• [What the task asks]
Swap "location" for "position" in the records starting at the line containing "I need the location" and ending at the line containing "- svg-text:07: 07: [468, 440, 483, 456]", leaving every other word unchanged. Reproduce only those lines, and omit the pictures.
[START OF Material to process]
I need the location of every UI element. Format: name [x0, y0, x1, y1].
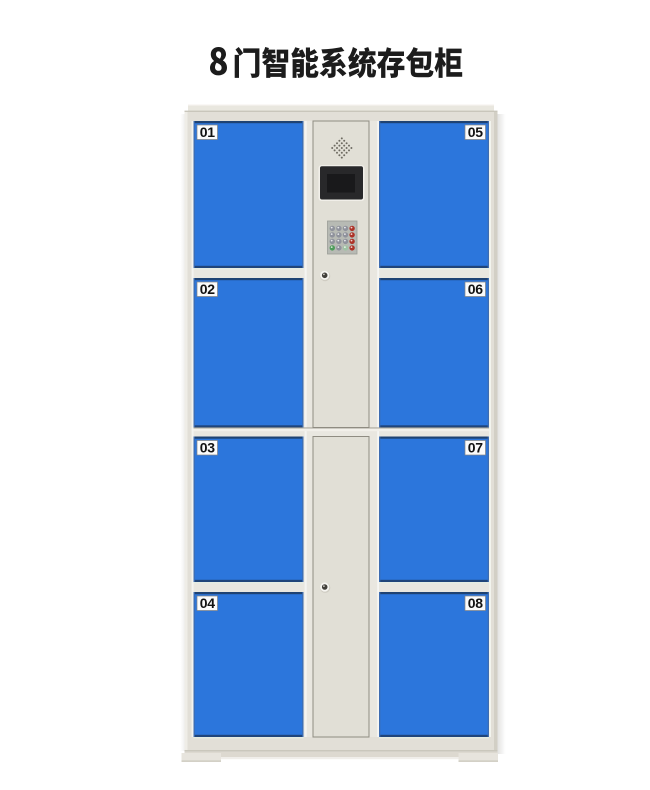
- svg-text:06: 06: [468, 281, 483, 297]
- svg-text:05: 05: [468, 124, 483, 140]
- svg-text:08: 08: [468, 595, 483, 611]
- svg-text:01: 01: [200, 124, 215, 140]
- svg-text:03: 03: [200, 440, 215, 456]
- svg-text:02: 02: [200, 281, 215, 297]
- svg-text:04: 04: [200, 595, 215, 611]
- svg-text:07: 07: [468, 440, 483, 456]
[END OF Material to process]
[START OF Material to process]
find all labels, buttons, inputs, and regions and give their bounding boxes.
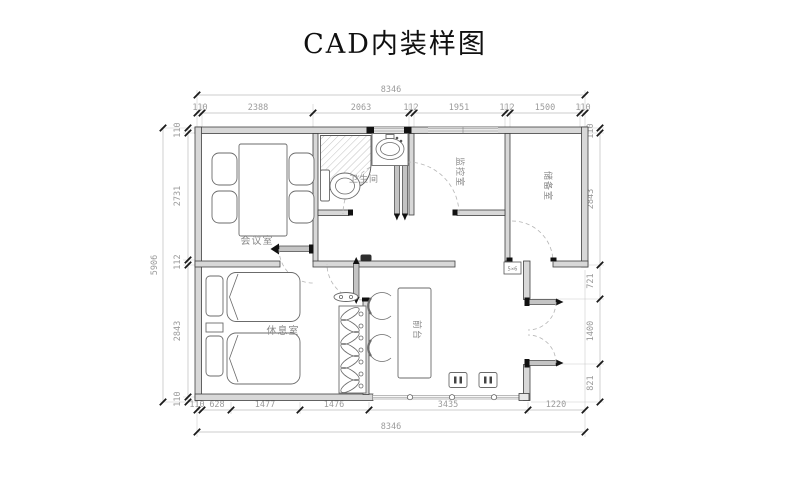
[END OF Material to process]
• [Answer below]
I need the position of every UI element. Format: name [x0, y0, x1, y1].
- svg-text:06: 06: [468, 281, 483, 297]
- svg-text:05: 05: [468, 124, 483, 140]
- svg-text:08: 08: [468, 595, 483, 611]
- svg-text:01: 01: [200, 124, 215, 140]
- svg-text:03: 03: [200, 440, 215, 456]
- svg-text:02: 02: [200, 281, 215, 297]
- svg-text:04: 04: [200, 595, 215, 611]
- svg-text:07: 07: [468, 440, 483, 456]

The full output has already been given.